● **GIVEN PROBLEM**:
Retype the records below exactly as they appear.
-- START --
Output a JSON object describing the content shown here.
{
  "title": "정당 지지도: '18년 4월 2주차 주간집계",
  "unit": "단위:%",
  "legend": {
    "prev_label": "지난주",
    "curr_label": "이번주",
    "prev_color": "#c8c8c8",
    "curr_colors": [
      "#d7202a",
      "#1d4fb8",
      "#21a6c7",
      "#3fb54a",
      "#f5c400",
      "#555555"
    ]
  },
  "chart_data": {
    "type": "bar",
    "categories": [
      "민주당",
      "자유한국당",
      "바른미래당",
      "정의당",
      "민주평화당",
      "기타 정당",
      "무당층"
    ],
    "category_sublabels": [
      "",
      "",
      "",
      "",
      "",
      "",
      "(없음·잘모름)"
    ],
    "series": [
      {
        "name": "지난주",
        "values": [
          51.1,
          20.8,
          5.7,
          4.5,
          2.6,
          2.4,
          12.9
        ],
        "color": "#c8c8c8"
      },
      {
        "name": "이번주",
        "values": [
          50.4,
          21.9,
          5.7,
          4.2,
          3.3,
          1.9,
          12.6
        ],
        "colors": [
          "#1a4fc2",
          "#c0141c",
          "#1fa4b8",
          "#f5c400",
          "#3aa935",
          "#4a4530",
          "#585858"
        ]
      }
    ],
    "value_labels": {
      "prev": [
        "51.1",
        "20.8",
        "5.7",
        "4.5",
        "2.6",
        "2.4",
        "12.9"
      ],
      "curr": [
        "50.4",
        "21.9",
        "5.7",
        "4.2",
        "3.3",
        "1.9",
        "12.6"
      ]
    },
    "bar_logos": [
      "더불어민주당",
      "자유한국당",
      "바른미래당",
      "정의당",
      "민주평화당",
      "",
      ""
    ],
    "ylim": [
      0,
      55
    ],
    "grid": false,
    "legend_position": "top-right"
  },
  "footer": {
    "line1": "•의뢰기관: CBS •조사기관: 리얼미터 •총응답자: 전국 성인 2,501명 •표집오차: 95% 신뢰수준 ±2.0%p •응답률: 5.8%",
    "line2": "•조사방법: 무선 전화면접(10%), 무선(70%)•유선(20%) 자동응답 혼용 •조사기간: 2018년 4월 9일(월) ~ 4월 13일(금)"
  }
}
-- END --
● **WRITTEN SOLUTION**:
Output a JSON object describing the content shown here.
{
  "title": "정당 지지도: '18년 4월 2주차 주간집계",
  "unit": "단위:%",
  "legend": {
    "prev_label": "지난주",
    "curr_label": "이번주",
    "prev_color": "#c8c8c8",
    "curr_colors": [
      "#d7202a",
      "#1d4fb8",
      "#21a6c7",
      "#3fb54a",
      "#f5c400",
      "#555555"
    ]
  },
  "chart_data": {
    "type": "bar",
    "categories": [
      "민주당",
      "자유한국당",
      "바른미래당",
      "정의당",
      "민주평화당",
      "기타 정당",
      "무당층"
    ],
    "category_sublabels": [
      "",
      "",
      "",
      "",
      "",
      "",
      "(없음·잘모름)"
    ],
    "series": [
      {
        "name": "지난주",
        "values": [
          51.1,
          20.8,
          5.7,
          4.5,
          2.6,
          2.4,
          12.9
        ],
        "color": "#c8c8c8"
      },
      {
        "name": "이번주",
        "values": [
          50.4,
          21.9,
          5.7,
          4.2,
          3.3,
          1.9,
          12.6
        ],
        "colors": [
          "#1a4fc2",
          "#c0141c",
          "#1fa4b8",
          "#f5c400",
          "#3aa935",
          "#4a4530",
          "#585858"
        ]
      }
    ],
    "value_labels": {
      "prev": [
        "51.1",
        "20.8",
        "5.7",
        "4.5",
        "2.6",
        "2.4",
        "12.9"
      ],
      "curr": [
        "50.4",
        "21.9",
        "5.7",
        "4.2",
        "3.3",
        "1.9",
        "12.6"
      ]
    },
    "bar_logos": [
      "더불어민주당",
      "자유한국당",
      "바른미래당",
      "정의당",
      "민주평화당",
      "",
      ""
    ],
    "ylim": [
      0,
      55
    ],
    "grid": false,
    "legend_position": "top-right"
  },
  "footer": {
    "line1": "•의뢰기관: CBS •조사기관: 리얼미터 •총응답자: 전국 성인 2,501명 •표집오차: 95% 신뢰수준 ±2.0%p •응답률: 5.8%",
    "line2": "•조사방법: 무선 전화면접(10%), 무선(70%)•유선(20%) 자동응답 혼용 •조사기간: 2018년 4월 9일(월) ~ 4월 13일(금)"
  }
}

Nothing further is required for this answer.